*Selected extract:*
* * * * *
Yachiyo (八千代市, Yachiyo-shi) is a city located in Chiba Prefecture, Japan. As of 31 December 2023, the city had an estimated population of 205,748 in 96,903 households and a population density of 4000 persons per km^{2}. The total area of the city is 51.39 sqkm.

==Geography==
Yachiyo is located inland in northwestern Chiba Prefecture on the Shimōsa Plateau, about 13 kilometers from the prefectural capital at Chiba and 33 kilometers from central Tokyo. The Shin River, 10 km in length, flows through Yachiyo and forms the upper part of the Inba Discharge Channel. Pollution was once problematic along the river, caused by phosphorus, potassium, and nitrogen draining from vegetable farms along its length. A 19 km walking path was built by the city of Yachiyo and features a pedestrian suspension bridge with an observation platform.

===Neighboring municipalities===
Chiba Prefecture
- Funabashi
- Hanamigawa-ku
- Inzai
- Narashino
- Sakura
- Shiroi

===Climate===
Yachiyo has a humid subtropical climate (Köppen Cfa) characterized by warm summers and cool winters with light to no snowfall. The average annual temperature in Yachiyo is 14.9 °C. The average annual rainfall is 1394 mm with September as the wettest month. The temperatures are highest on average in August, at around 26.5 °C, and lowest in January, at around 4.5 °C.

==Demographics==
Per Japanese census data, the population of Yachiyo has grown rapidly over the past 70 years.

==History==
===Early history===
Yachiyo has been inhabited since the Japanese Paleolithic period, and archaeologists have found stone tools dating to over 30,000 years ago. The Chiba clan controlled the area of present-day Yachiyo from the late Heian period to the early Muromachi period. In the Sengoku period, the area came under the control of the Murakami clan.

===Edo period===
During the Edo period the area was divided between tenryō territory under the direct control of the Tokugawa shogunate and areas controlled under the Sakura Domain. It developed as a post town on the pilgrimage route to the temples at Narita.

===Modern history===
After the Meiji Restoration, the villages of Owada in Chiba District and Aso in Inba District, Chiba Prefecture were founded on April 1, 1889 with the creation if then modern municipalities system. However, much of the area of these villages was already under the control of the Imperial Japanese Army, who had established a training school in 1876 for infantry maneuvers. The school remained an active military installation until 1945. Yachiyo Town was created by the merger of Owada Town with Aso and Mutsu villages in 1954. Yachiyo was elevated to city status on January 1, 1967.

==Government==
Yachiyo has a mayor-council form of government with a directly elected mayor and a unicameral city council of 28 members. Yachiyo contributes three members to the Chiba Prefectural Assembly. In terms of national politics, the city is part of Chiba 2nd district of the lower house of the Diet of Japan.
* * * * *
*What to work on:*
A) According to the text about Yachiyo, which month is the wettest in the city?
B) List every neighboring municipality that the text about Yachiyo names.
The rows that come next are separate material, unrelated to the text about Yachiyo.

*Extracted information:*
* * * * *
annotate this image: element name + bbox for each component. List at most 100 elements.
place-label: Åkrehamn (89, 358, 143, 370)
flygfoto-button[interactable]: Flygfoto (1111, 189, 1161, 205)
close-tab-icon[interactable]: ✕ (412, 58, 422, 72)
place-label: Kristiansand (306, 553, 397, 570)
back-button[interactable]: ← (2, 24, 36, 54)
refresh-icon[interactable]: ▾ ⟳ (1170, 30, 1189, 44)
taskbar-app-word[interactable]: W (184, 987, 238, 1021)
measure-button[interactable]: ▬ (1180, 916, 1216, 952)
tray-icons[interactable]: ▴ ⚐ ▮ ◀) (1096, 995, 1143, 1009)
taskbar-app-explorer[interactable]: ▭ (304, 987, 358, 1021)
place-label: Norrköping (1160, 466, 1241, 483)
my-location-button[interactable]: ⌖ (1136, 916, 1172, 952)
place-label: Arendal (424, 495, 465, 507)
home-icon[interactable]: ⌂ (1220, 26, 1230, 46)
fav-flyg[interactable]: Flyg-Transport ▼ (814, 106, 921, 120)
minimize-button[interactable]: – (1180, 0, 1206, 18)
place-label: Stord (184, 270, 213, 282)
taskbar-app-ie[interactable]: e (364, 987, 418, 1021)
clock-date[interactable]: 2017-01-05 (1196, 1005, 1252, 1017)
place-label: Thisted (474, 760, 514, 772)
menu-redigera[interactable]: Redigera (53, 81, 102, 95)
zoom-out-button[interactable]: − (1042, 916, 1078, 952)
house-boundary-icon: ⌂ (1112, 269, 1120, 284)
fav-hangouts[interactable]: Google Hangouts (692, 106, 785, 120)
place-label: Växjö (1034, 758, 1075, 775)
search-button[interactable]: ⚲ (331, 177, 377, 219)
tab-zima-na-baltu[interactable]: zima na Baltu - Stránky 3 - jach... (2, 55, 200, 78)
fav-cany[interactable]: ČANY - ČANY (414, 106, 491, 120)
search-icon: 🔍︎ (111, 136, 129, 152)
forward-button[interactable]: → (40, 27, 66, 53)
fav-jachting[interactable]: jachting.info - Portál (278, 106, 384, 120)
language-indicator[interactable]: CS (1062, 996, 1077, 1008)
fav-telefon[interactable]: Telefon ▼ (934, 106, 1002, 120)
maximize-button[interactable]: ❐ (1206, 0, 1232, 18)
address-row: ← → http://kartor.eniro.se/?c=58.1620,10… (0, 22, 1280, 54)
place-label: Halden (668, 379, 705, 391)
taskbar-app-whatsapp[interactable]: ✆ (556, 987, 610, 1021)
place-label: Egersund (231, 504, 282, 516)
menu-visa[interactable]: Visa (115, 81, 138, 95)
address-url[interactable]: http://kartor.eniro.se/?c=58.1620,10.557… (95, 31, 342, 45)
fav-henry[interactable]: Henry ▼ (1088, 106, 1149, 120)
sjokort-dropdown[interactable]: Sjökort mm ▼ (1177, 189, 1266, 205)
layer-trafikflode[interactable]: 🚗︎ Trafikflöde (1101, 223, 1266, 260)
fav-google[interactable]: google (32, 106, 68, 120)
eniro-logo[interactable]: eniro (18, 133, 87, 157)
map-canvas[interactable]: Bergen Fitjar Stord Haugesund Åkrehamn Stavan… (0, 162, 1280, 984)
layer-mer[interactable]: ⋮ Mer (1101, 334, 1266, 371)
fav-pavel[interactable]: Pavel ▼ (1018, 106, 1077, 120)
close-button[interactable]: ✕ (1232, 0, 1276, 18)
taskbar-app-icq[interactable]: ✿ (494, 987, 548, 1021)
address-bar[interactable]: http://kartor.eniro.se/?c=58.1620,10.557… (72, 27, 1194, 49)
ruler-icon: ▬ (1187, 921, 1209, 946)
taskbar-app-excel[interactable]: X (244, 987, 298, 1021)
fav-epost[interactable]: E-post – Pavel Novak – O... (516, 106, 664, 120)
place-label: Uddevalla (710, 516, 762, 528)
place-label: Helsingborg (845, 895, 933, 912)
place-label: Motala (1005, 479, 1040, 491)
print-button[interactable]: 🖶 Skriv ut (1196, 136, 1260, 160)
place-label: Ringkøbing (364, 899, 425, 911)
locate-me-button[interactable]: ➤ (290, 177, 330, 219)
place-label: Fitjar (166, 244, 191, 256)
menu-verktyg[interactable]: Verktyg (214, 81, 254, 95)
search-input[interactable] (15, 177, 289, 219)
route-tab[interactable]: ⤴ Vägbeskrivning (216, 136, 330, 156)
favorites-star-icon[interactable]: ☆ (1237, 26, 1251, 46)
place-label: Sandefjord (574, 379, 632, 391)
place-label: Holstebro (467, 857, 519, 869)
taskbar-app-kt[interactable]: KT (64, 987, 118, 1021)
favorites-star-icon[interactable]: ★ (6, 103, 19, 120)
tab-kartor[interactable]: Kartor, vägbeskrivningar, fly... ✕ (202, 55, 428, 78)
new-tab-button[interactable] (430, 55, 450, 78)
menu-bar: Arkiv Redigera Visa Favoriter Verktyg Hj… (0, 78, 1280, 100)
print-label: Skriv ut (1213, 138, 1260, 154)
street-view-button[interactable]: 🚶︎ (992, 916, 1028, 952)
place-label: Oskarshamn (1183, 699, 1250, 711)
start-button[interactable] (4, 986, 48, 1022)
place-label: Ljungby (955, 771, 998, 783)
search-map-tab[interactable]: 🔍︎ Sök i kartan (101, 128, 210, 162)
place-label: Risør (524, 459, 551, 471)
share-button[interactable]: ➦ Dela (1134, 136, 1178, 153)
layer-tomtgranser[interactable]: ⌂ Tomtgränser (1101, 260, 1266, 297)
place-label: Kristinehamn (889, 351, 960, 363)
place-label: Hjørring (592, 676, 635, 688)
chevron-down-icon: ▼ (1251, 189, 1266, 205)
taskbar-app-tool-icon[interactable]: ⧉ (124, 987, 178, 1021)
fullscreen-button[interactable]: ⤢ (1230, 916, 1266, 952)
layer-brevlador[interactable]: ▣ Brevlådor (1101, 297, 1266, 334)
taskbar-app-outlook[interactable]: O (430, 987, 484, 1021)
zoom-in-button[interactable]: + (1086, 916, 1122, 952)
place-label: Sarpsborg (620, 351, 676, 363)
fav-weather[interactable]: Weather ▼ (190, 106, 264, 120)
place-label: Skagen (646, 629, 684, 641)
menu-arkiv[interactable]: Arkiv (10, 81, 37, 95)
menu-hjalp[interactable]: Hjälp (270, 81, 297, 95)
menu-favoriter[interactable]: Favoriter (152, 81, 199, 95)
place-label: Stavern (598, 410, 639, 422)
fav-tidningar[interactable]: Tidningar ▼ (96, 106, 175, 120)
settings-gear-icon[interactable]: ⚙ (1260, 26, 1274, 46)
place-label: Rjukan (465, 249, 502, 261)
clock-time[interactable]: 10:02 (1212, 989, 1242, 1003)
* * * * *
*Responses by task:*
A) September

B) Funabashi, Hanamigawa-ku, Inzai, Narashino, Sakura, Shiroi